-- SUPPLIED DATA start --
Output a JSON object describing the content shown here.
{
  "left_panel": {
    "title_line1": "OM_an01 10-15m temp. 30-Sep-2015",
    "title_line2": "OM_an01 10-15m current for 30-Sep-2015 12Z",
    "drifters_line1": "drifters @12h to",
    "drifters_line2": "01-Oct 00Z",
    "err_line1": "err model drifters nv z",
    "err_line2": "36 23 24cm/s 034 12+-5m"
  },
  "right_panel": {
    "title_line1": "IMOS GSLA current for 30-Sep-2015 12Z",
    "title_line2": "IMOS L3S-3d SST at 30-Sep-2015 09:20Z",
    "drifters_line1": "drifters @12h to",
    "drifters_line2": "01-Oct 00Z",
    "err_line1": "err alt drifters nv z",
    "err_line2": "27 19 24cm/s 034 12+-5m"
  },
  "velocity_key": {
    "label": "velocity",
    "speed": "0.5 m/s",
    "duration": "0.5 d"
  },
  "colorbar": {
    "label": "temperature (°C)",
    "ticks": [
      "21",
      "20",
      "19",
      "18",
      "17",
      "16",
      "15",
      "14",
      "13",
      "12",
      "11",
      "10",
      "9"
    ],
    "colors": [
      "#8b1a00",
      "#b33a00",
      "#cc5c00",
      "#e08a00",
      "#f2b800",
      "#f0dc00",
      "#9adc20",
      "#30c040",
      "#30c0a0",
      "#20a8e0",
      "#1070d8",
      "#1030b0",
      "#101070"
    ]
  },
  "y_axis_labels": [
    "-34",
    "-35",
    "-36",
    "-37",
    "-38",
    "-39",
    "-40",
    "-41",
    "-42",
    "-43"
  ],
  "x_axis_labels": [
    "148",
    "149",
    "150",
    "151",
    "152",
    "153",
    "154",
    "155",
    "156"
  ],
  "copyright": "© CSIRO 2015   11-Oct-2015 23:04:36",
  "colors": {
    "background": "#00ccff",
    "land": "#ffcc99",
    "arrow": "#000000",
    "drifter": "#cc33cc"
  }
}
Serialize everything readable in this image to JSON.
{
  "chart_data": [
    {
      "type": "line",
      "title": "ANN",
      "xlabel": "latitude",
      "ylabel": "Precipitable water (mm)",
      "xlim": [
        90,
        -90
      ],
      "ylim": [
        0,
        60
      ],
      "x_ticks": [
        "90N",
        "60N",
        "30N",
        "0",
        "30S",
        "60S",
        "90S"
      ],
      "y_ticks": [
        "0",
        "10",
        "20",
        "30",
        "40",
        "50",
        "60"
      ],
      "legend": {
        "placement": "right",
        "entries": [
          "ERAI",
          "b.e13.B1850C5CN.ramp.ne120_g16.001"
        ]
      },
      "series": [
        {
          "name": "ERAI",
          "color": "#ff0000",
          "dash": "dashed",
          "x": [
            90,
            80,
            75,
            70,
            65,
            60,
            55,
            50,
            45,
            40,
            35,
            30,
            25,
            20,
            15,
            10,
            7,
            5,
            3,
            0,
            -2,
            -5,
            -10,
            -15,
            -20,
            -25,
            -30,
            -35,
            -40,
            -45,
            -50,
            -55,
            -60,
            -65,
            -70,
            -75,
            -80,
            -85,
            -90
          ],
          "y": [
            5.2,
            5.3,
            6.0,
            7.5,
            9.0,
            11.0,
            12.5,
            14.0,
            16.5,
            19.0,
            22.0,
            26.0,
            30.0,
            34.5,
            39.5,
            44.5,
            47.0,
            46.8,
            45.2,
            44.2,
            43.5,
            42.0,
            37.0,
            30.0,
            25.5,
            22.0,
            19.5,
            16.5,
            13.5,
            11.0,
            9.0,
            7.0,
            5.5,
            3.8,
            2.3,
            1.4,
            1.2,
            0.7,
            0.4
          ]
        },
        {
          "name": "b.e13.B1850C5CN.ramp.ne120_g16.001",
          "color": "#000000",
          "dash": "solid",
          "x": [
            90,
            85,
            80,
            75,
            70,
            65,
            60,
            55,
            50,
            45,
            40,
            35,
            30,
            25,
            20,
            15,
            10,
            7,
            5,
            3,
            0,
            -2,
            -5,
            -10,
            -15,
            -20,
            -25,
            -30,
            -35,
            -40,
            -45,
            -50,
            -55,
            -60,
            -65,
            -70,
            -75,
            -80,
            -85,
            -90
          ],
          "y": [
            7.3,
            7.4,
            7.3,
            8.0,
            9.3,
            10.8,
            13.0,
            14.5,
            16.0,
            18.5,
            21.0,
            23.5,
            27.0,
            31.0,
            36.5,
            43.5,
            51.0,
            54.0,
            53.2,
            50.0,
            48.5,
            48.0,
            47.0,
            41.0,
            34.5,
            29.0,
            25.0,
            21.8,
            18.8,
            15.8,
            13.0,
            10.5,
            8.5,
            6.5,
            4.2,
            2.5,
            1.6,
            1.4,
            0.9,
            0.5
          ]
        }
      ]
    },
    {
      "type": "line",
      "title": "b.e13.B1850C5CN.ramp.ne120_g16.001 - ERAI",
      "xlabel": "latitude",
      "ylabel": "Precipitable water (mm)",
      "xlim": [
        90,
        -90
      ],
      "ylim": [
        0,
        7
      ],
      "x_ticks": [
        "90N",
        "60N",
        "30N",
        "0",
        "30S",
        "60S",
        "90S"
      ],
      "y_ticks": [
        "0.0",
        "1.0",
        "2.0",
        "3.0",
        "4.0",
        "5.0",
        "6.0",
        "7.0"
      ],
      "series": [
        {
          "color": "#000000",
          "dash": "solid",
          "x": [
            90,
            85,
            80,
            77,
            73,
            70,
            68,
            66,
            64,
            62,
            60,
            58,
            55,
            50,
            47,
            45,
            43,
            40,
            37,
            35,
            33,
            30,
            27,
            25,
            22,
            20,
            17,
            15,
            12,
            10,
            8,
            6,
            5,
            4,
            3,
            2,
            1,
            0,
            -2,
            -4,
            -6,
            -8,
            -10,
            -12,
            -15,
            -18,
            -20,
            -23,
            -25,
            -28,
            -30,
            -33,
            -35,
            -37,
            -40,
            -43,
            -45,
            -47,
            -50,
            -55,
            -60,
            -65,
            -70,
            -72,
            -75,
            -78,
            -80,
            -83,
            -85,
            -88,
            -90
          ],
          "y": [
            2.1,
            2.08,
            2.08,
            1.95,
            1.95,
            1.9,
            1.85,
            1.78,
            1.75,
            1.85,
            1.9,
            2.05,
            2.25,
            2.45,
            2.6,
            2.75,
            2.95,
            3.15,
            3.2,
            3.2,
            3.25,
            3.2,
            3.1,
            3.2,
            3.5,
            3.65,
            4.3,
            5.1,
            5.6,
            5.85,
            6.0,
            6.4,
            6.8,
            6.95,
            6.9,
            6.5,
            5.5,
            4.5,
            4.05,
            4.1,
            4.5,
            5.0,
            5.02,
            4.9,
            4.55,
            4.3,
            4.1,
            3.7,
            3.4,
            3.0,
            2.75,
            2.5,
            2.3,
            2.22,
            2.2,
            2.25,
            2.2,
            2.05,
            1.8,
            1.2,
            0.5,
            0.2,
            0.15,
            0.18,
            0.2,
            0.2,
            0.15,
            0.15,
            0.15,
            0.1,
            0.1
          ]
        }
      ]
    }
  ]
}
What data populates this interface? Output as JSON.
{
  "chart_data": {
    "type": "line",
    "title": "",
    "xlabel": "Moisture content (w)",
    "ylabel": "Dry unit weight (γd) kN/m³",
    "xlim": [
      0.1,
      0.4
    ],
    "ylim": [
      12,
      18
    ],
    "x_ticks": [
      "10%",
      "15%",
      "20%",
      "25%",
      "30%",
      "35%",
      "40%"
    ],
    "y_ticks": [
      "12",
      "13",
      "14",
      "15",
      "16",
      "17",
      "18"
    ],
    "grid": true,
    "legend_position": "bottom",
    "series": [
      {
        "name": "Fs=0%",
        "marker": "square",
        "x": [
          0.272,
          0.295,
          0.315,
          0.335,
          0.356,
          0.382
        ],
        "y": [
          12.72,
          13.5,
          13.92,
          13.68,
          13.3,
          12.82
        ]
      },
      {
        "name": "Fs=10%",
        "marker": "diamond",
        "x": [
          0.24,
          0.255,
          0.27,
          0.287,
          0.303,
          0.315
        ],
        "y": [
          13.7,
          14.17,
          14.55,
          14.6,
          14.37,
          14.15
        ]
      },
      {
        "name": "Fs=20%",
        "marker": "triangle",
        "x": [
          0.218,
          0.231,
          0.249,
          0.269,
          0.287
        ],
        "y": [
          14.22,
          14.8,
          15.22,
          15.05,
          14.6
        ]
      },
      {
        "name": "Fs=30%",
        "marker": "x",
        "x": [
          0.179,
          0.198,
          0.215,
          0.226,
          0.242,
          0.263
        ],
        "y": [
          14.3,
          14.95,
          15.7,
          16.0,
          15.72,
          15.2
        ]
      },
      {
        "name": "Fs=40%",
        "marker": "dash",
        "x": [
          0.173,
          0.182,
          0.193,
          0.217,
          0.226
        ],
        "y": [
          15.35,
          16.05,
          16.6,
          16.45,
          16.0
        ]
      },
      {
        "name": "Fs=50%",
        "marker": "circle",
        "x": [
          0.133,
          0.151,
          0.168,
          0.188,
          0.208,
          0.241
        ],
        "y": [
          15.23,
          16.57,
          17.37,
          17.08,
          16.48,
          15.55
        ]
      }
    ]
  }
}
-- SUPPLIED DATA end --
AIM OF THE TASK.
Search the entries for the word "JSON" and copy every line that has it.

SOLUTION FOR THIS PROBLEM.
Output a JSON object describing the content shown here.
Serialize everything readable in this image to JSON.
What data populates this interface? Output as JSON.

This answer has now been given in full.